Data excerpts:
== == ==
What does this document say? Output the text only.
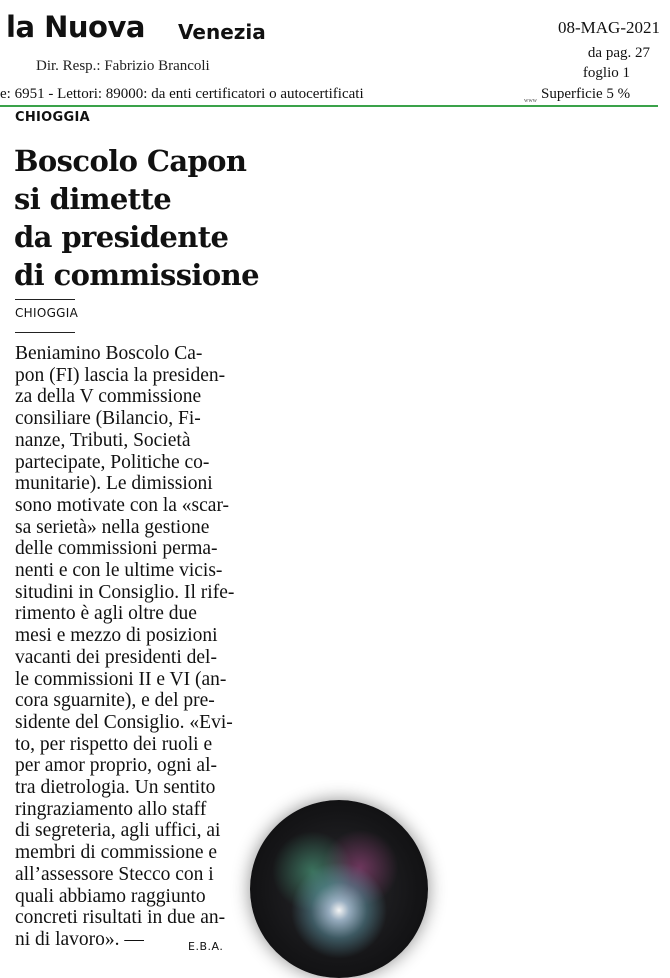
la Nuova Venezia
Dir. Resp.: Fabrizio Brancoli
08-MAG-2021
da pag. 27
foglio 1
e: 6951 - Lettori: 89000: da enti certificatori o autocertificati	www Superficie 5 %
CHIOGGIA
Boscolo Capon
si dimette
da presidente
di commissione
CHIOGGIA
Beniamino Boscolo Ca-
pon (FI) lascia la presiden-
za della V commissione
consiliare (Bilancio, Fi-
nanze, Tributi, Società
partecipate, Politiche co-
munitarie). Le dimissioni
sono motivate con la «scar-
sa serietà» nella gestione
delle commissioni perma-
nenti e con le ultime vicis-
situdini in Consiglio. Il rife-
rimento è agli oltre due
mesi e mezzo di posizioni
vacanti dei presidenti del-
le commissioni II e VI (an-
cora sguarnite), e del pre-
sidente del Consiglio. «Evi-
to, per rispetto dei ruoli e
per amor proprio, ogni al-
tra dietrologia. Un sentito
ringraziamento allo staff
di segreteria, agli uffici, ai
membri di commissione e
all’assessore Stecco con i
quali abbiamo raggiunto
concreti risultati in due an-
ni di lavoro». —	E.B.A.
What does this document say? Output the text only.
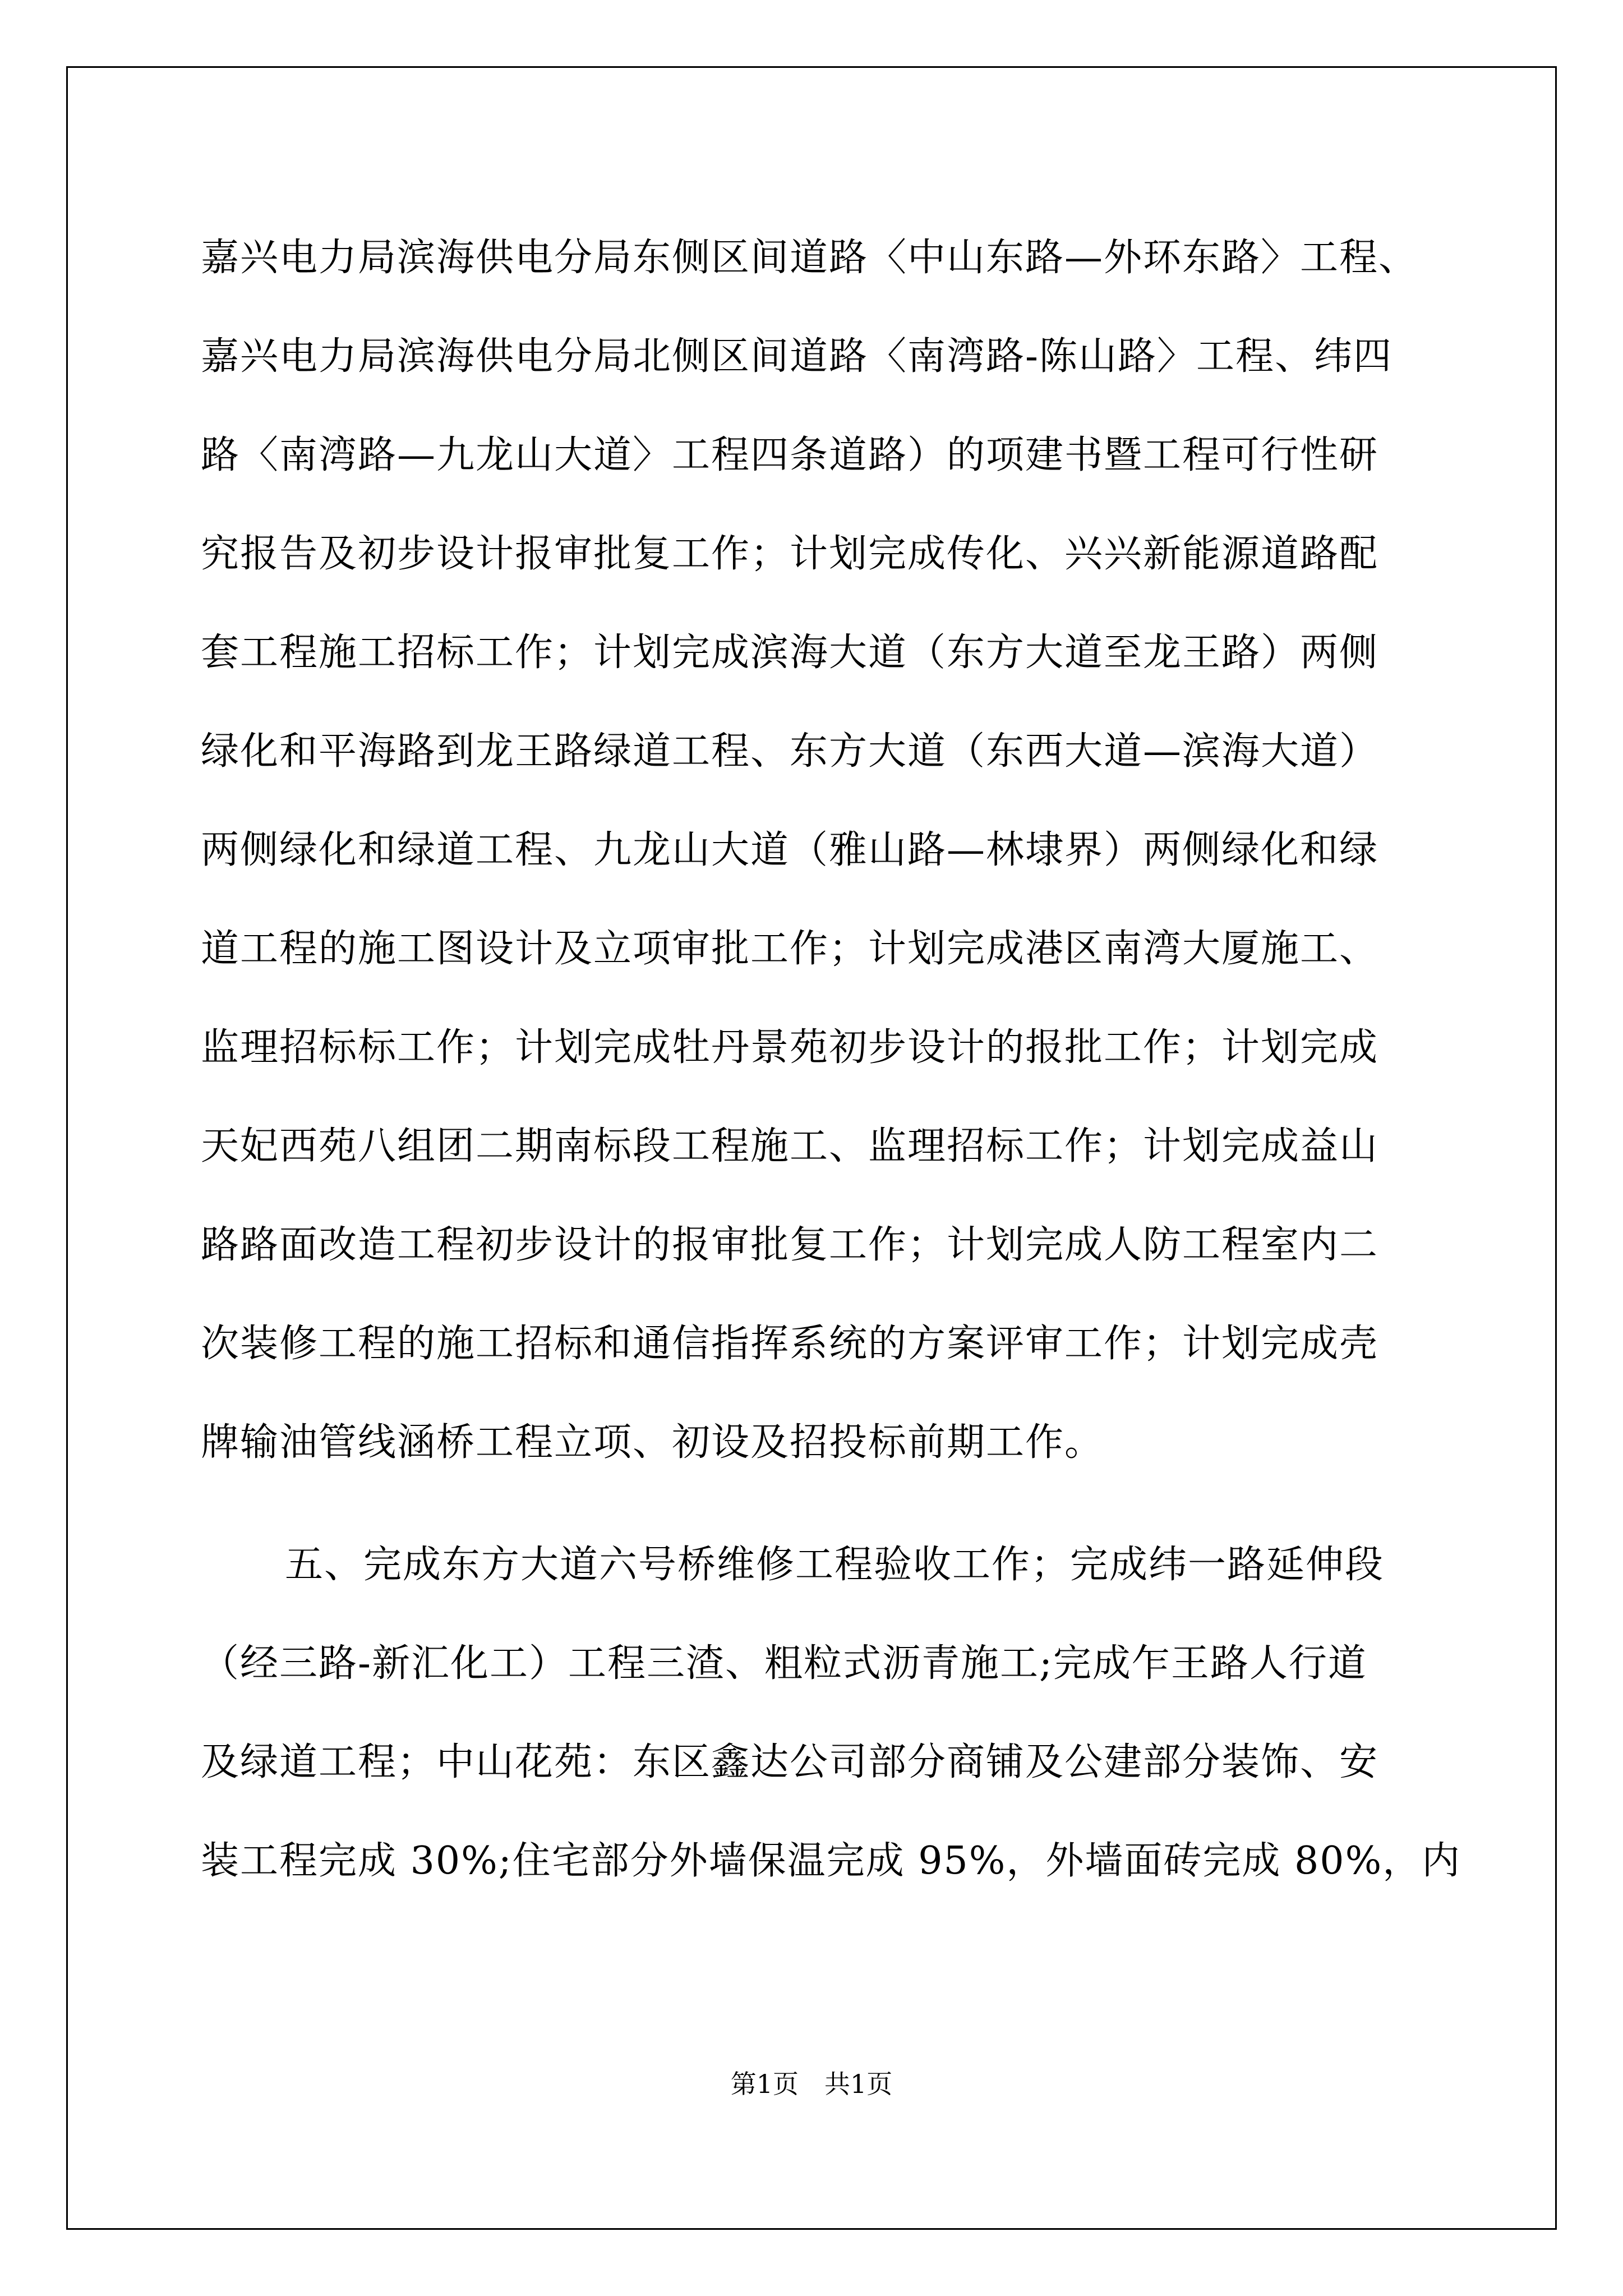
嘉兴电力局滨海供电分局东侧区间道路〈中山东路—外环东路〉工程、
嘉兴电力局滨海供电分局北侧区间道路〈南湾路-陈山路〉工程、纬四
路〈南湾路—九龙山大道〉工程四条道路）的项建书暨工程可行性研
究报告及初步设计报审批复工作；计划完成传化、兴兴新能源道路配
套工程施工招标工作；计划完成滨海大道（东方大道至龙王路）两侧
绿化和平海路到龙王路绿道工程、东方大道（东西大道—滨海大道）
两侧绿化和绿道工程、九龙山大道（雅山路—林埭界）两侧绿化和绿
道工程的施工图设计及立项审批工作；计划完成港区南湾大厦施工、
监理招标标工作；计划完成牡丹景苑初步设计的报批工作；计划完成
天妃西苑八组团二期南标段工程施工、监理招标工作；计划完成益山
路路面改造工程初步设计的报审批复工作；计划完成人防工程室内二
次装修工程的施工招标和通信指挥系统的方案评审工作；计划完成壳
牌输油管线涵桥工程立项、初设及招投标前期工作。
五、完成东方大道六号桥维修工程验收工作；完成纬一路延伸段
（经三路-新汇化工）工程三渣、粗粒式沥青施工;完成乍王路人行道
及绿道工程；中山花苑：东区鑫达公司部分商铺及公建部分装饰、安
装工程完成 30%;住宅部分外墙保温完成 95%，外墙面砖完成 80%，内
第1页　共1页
== == ==
Written exercise: Which lines contain the word "commissioni"? Return each of them.

Written reply:
delle commissioni perma-
le commissioni II e VI (an-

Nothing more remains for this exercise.